* **Given instruction**
Reproduce all of the material exactly as shown.

* **Information provided**
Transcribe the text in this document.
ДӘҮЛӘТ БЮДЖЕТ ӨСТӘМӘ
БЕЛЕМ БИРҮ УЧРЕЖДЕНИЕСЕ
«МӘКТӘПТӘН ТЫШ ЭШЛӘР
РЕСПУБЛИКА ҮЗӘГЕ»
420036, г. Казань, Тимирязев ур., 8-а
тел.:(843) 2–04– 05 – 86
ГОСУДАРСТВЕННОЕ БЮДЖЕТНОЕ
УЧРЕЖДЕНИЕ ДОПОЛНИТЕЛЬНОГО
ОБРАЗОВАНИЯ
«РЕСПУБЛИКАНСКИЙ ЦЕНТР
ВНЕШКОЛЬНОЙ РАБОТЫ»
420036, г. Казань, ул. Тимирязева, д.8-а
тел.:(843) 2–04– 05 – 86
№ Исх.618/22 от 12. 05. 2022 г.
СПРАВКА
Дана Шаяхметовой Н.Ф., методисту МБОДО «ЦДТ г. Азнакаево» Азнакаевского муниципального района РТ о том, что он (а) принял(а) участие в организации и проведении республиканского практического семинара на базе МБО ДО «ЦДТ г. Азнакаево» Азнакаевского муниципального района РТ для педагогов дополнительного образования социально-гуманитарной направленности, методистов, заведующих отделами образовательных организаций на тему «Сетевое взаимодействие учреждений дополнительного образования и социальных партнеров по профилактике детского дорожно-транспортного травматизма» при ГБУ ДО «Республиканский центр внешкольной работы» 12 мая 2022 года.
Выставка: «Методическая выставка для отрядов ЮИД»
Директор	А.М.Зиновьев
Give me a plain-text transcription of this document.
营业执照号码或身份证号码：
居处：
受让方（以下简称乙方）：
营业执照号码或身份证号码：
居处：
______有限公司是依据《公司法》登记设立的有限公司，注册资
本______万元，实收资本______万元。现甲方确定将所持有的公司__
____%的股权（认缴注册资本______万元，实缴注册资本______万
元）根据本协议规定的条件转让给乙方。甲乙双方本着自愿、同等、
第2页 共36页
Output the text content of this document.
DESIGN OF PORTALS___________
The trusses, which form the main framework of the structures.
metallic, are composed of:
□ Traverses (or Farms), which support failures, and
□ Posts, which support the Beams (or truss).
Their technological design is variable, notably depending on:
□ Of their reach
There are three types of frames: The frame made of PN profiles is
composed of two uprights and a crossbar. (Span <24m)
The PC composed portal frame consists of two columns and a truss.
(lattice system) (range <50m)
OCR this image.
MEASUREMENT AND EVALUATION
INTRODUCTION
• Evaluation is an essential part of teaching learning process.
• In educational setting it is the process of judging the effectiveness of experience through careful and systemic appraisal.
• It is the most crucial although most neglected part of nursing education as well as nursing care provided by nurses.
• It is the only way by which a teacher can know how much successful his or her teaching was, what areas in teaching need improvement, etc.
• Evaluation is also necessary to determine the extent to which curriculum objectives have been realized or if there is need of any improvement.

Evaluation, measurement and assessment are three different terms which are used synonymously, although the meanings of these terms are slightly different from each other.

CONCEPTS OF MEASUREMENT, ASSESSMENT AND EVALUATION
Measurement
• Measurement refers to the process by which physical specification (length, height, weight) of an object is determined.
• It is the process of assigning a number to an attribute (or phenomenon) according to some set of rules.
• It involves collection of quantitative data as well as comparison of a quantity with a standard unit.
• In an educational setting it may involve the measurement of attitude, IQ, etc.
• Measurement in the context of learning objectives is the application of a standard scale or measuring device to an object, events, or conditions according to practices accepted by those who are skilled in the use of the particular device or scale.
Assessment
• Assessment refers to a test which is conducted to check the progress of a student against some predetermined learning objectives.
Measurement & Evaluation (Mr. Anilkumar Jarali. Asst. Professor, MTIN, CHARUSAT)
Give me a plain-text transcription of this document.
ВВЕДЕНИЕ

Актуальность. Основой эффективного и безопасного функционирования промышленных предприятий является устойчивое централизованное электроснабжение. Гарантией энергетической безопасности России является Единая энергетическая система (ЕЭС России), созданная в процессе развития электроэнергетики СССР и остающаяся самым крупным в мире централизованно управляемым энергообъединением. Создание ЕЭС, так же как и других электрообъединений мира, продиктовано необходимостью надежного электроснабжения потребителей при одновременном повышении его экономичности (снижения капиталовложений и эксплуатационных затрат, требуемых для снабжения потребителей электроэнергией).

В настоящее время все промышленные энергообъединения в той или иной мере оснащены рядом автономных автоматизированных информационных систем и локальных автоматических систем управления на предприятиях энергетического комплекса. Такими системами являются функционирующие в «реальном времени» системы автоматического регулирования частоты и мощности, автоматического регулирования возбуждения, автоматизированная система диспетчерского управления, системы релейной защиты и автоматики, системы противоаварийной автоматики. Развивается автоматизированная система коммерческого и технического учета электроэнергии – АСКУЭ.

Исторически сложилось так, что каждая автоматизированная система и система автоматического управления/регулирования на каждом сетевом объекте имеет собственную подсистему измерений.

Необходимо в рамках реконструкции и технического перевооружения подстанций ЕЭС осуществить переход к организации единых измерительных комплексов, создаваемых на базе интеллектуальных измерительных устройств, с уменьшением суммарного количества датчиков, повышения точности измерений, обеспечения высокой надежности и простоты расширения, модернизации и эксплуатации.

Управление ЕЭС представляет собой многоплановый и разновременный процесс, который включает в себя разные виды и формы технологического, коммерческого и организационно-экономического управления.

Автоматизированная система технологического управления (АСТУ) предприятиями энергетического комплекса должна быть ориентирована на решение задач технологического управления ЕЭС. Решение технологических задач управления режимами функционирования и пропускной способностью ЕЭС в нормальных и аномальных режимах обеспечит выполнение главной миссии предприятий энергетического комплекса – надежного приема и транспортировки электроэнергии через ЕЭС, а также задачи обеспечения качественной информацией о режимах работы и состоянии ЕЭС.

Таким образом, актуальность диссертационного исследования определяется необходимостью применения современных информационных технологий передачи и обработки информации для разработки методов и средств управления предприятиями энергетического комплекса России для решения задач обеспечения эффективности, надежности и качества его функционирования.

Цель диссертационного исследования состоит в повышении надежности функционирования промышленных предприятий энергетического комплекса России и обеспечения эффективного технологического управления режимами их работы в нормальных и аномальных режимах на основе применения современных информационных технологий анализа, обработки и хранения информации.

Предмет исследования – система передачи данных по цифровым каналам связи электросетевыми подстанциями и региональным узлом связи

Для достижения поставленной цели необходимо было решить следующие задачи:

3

* **Complete response**
Transcribe the text in this document.
ДӘҮЛӘТ БЮДЖЕТ ӨСТӘМӘ
БЕЛЕМ БИРҮ УЧРЕЖДЕНИЕСЕ
«МӘКТӘПТӘН ТЫШ ЭШЛӘР
РЕСПУБЛИКА ҮЗӘГЕ»
420036, г. Казань, Тимирязев ур., 8-а
тел.:(843) 2–04– 05 – 86
ГОСУДАРСТВЕННОЕ БЮДЖЕТНОЕ
УЧРЕЖДЕНИЕ ДОПОЛНИТЕЛЬНОГО
ОБРАЗОВАНИЯ
«РЕСПУБЛИКАНСКИЙ ЦЕНТР
ВНЕШКОЛЬНОЙ РАБОТЫ»
420036, г. Казань, ул. Тимирязева, д.8-а
тел.:(843) 2–04– 05 – 86
№ Исх.618/22 от 12. 05. 2022 г.
СПРАВКА
Дана Шаяхметовой Н.Ф., методисту МБОДО «ЦДТ г. Азнакаево» Азнакаевского муниципального района РТ о том, что он (а) принял(а) участие в организации и проведении республиканского практического семинара на базе МБО ДО «ЦДТ г. Азнакаево» Азнакаевского муниципального района РТ для педагогов дополнительного образования социально-гуманитарной направленности, методистов, заведующих отделами образовательных организаций на тему «Сетевое взаимодействие учреждений дополнительного образования и социальных партнеров по профилактике детского дорожно-транспортного травматизма» при ГБУ ДО «Республиканский центр внешкольной работы» 12 мая 2022 года.
Выставка: «Методическая выставка для отрядов ЮИД»
Директор	А.М.Зиновьев
Give me a plain-text transcription of this document.
营业执照号码或身份证号码：
居处：
受让方（以下简称乙方）：
营业执照号码或身份证号码：
居处：
______有限公司是依据《公司法》登记设立的有限公司，注册资
本______万元，实收资本______万元。现甲方确定将所持有的公司__
____%的股权（认缴注册资本______万元，实缴注册资本______万
元）根据本协议规定的条件转让给乙方。甲乙双方本着自愿、同等、
第2页 共36页
Output the text content of this document.
DESIGN OF PORTALS___________
The trusses, which form the main framework of the structures.
metallic, are composed of:
□ Traverses (or Farms), which support failures, and
□ Posts, which support the Beams (or truss).
Their technological design is variable, notably depending on:
□ Of their reach
There are three types of frames: The frame made of PN profiles is
composed of two uprights and a crossbar. (Span <24m)
The PC composed portal frame consists of two columns and a truss.
(lattice system) (range <50m)
OCR this image.
MEASUREMENT AND EVALUATION
INTRODUCTION
• Evaluation is an essential part of teaching learning process.
• In educational setting it is the process of judging the effectiveness of experience through careful and systemic appraisal.
• It is the most crucial although most neglected part of nursing education as well as nursing care provided by nurses.
• It is the only way by which a teacher can know how much successful his or her teaching was, what areas in teaching need improvement, etc.
• Evaluation is also necessary to determine the extent to which curriculum objectives have been realized or if there is need of any improvement.

Evaluation, measurement and assessment are three different terms which are used synonymously, although the meanings of these terms are slightly different from each other.

CONCEPTS OF MEASUREMENT, ASSESSMENT AND EVALUATION
Measurement
• Measurement refers to the process by which physical specification (length, height, weight) of an object is determined.
• It is the process of assigning a number to an attribute (or phenomenon) according to some set of rules.
• It involves collection of quantitative data as well as comparison of a quantity with a standard unit.
• In an educational setting it may involve the measurement of attitude, IQ, etc.
• Measurement in the context of learning objectives is the application of a standard scale or measuring device to an object, events, or conditions according to practices accepted by those who are skilled in the use of the particular device or scale.
Assessment
• Assessment refers to a test which is conducted to check the progress of a student against some predetermined learning objectives.
Measurement & Evaluation (Mr. Anilkumar Jarali. Asst. Professor, MTIN, CHARUSAT)
Give me a plain-text transcription of this document.
ВВЕДЕНИЕ

Актуальность. Основой эффективного и безопасного функционирования промышленных предприятий является устойчивое централизованное электроснабжение. Гарантией энергетической безопасности России является Единая энергетическая система (ЕЭС России), созданная в процессе развития электроэнергетики СССР и остающаяся самым крупным в мире централизованно управляемым энергообъединением. Создание ЕЭС, так же как и других электрообъединений мира, продиктовано необходимостью надежного электроснабжения потребителей при одновременном повышении его экономичности (снижения капиталовложений и эксплуатационных затрат, требуемых для снабжения потребителей электроэнергией).

В настоящее время все промышленные энергообъединения в той или иной мере оснащены рядом автономных автоматизированных информационных систем и локальных автоматических систем управления на предприятиях энергетического комплекса. Такими системами являются функционирующие в «реальном времени» системы автоматического регулирования частоты и мощности, автоматического регулирования возбуждения, автоматизированная система диспетчерского управления, системы релейной защиты и автоматики, системы противоаварийной автоматики. Развивается автоматизированная система коммерческого и технического учета электроэнергии – АСКУЭ.

Исторически сложилось так, что каждая автоматизированная система и система автоматического управления/регулирования на каждом сетевом объекте имеет собственную подсистему измерений.

Необходимо в рамках реконструкции и технического перевооружения подстанций ЕЭС осуществить переход к организации единых измерительных комплексов, создаваемых на базе интеллектуальных измерительных устройств, с уменьшением суммарного количества датчиков, повышения точности измерений, обеспечения высокой надежности и простоты расширения, модернизации и эксплуатации.

Управление ЕЭС представляет собой многоплановый и разновременный процесс, который включает в себя разные виды и формы технологического, коммерческого и организационно-экономического управления.

Автоматизированная система технологического управления (АСТУ) предприятиями энергетического комплекса должна быть ориентирована на решение задач технологического управления ЕЭС. Решение технологических задач управления режимами функционирования и пропускной способностью ЕЭС в нормальных и аномальных режимах обеспечит выполнение главной миссии предприятий энергетического комплекса – надежного приема и транспортировки электроэнергии через ЕЭС, а также задачи обеспечения качественной информацией о режимах работы и состоянии ЕЭС.

Таким образом, актуальность диссертационного исследования определяется необходимостью применения современных информационных технологий передачи и обработки информации для разработки методов и средств управления предприятиями энергетического комплекса России для решения задач обеспечения эффективности, надежности и качества его функционирования.

Цель диссертационного исследования состоит в повышении надежности функционирования промышленных предприятий энергетического комплекса России и обеспечения эффективного технологического управления режимами их работы в нормальных и аномальных режимах на основе применения современных информационных технологий анализа, обработки и хранения информации.

Предмет исследования – система передачи данных по цифровым каналам связи электросетевыми подстанциями и региональным узлом связи

Для достижения поставленной цели необходимо было решить следующие задачи:

3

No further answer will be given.